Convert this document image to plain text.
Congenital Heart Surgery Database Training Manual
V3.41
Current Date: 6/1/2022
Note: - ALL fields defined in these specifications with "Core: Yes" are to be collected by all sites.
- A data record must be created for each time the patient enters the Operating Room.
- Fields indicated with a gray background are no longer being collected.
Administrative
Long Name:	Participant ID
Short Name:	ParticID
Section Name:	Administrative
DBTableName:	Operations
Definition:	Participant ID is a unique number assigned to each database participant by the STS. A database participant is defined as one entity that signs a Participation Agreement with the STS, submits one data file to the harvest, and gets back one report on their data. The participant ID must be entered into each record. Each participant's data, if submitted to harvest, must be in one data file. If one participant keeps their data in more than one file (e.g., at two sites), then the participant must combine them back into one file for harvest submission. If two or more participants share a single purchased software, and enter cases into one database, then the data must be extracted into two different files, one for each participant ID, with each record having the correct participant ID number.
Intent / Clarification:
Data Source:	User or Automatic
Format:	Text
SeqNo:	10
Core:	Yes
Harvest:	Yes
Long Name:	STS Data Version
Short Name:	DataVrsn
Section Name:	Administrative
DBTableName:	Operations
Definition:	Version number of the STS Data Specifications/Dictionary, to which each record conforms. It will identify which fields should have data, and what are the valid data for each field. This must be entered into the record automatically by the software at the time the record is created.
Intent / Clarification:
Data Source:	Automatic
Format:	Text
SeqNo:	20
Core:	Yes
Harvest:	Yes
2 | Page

========================

Task description:
Each record must be returned exactly as it is written.

Result of this exercise:
Convert this document image to plain text.
Congenital Heart Surgery Database Training Manual
V3.41
Current Date: 6/1/2022
Note: - ALL fields defined in these specifications with "Core: Yes" are to be collected by all sites.
- A data record must be created for each time the patient enters the Operating Room.
- Fields indicated with a gray background are no longer being collected.
Administrative
Long Name:	Participant ID
Short Name:	ParticID
Section Name:	Administrative
DBTableName:	Operations
Definition:	Participant ID is a unique number assigned to each database participant by the STS. A database participant is defined as one entity that signs a Participation Agreement with the STS, submits one data file to the harvest, and gets back one report on their data. The participant ID must be entered into each record. Each participant's data, if submitted to harvest, must be in one data file. If one participant keeps their data in more than one file (e.g., at two sites), then the participant must combine them back into one file for harvest submission. If two or more participants share a single purchased software, and enter cases into one database, then the data must be extracted into two different files, one for each participant ID, with each record having the correct participant ID number.
Intent / Clarification:
Data Source:	User or Automatic
Format:	Text
SeqNo:	10
Core:	Yes
Harvest:	Yes
Long Name:	STS Data Version
Short Name:	DataVrsn
Section Name:	Administrative
DBTableName:	Operations
Definition:	Version number of the STS Data Specifications/Dictionary, to which each record conforms. It will identify which fields should have data, and what are the valid data for each field. This must be entered into the record automatically by the software at the time the record is created.
Intent / Clarification:
Data Source:	Automatic
Format:	Text
SeqNo:	20
Core:	Yes
Harvest:	Yes
2 | Page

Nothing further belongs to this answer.